# [Textauszug]
....
Humor ist, wenn man trotzdem lehrt.
Der Handlungsraum für Gesellschaften, die sich keiner sittlichen Norm verpflichtet wissen, ist das Verbrechen.
Toleranz als Prinzip: die Arteriosklerose der Menschlichkeit.
1973 Altgierig sind Leute, die nur aufs Alte neugierig sind.
Sterbehilfe: der endgültige Rausschmiss des Wunders.
1974 Die Ratio ist bestenfalls eine Art Sortiermaschine für den manipulierbaren Teil unserer Wirklichkeit.
Konzeptionen gleichen meist räderlosen Wagen, an denen selbst die Intuition vergeblich zieht.
Logik ist Geist im Rollstuhl.
Die perfideste Form der Einsamkeit ist die organisierte Gemeinschaft.
Logik: die Filzschuhe für geistige Stubenhocker.
Moorbäder sind bestimmt nicht schlecht, aber Humorbäder sind entschieden besser.
Aus der Nivellierung grundverschiedener Gültigkeiten entsteht schließlich die Gleich-Gültigkeit. Viele halten diese Lähmungszustände des wertenden Bewusstseins für Toleranz.
Information ist ein Narkotikum zur Verwirklichung der Massen-Kultur.
1975 Das Sinnvolle kann niemals im Verständlichen aufgehen.
Bislang konnte man unangefochten der Meinung sein, dass der Tod alles gleichmache. Inzwischen stehen jedoch die Chancen 1:1, dass wir schon zu Lebzeiten gleichgemacht werden.
Wir haben die Geschichtsabhängigkeit des 19. Jahrhunderts keineswegs geheilt; wir haben sie lediglich durch das Übel der Geschichtslosigkeit ersetzt.
....
# [Bereitgestellte Daten]
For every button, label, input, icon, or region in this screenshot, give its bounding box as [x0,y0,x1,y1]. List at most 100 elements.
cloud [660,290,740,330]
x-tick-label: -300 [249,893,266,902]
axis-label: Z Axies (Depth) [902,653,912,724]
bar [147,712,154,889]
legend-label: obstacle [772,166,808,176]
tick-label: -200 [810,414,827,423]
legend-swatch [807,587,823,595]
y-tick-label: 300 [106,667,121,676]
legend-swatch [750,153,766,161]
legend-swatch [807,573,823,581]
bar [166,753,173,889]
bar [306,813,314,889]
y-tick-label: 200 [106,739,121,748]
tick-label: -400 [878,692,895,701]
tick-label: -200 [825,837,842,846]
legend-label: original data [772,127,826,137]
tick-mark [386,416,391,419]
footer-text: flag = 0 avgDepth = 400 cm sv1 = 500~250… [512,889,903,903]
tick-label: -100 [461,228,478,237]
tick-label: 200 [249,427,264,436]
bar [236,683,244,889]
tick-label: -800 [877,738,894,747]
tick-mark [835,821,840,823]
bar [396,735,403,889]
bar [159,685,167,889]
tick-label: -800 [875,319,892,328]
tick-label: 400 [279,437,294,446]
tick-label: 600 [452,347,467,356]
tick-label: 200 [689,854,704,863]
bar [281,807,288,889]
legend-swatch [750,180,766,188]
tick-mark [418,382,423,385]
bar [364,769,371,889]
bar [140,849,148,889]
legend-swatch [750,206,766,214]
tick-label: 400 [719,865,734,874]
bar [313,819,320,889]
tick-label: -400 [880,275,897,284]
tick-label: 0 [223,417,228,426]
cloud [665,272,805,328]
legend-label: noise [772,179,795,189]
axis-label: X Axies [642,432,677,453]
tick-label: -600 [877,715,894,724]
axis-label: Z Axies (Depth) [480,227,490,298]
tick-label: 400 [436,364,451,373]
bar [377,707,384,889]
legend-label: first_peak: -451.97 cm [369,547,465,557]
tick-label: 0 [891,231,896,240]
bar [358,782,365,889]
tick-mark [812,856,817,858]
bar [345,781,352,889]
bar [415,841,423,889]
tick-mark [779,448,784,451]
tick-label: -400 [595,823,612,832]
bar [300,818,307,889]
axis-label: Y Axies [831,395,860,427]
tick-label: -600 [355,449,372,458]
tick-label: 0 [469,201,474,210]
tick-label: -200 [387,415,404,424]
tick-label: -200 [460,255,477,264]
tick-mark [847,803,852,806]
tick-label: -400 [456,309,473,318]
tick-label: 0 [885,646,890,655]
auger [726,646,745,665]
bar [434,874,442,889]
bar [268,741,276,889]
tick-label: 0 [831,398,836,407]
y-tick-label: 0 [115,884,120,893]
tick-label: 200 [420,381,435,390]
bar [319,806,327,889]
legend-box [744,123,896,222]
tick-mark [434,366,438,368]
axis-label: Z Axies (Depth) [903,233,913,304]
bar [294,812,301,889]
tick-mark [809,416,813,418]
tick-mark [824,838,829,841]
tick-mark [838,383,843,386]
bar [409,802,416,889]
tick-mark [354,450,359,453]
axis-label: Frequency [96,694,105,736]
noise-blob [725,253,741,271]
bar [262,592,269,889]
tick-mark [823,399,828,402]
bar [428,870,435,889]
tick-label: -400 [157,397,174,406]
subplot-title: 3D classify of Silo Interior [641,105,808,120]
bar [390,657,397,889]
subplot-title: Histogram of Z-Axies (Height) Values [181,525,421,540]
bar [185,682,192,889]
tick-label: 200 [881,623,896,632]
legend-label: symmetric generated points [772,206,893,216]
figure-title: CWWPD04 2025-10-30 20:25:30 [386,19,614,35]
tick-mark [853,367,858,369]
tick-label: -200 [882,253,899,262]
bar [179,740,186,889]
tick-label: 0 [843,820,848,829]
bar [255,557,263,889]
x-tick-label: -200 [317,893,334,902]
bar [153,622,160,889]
....
# [Arbeitsaufträge]
1 > Nenne alle Jahreszahlen, die im Textauszug mit den Aphorismen vorkommen.
2 > Was bezeichnet der Textauszug als die perfideste Form der Einsamkeit?
3 > Gib den Textauszug wortgetreu wieder, beginnend bei „1975 Das Sinnvolle“ und endend bei „der Geschichtslosigkeit ersetzt.“.
Die Datensätze stammen aus einer anderen Quelle als der Textauszug.

# [Lösungen]
1 > 1973, 1974, 1975

2 > Die organisierte Gemeinschaft.

3 >
1975 Das Sinnvolle kann niemals im Verständlichen aufgehen.
Bislang konnte man unangefochten der Meinung sein, dass der Tod alles gleichmache. Inzwischen stehen jedoch die Chancen 1:1, dass wir schon zu Lebzeiten gleichgemacht werden.
Wir haben die Geschichtsabhängigkeit des 19. Jahrhunderts keineswegs geheilt; wir haben sie lediglich durch das Übel der Geschichtslosigkeit ersetzt.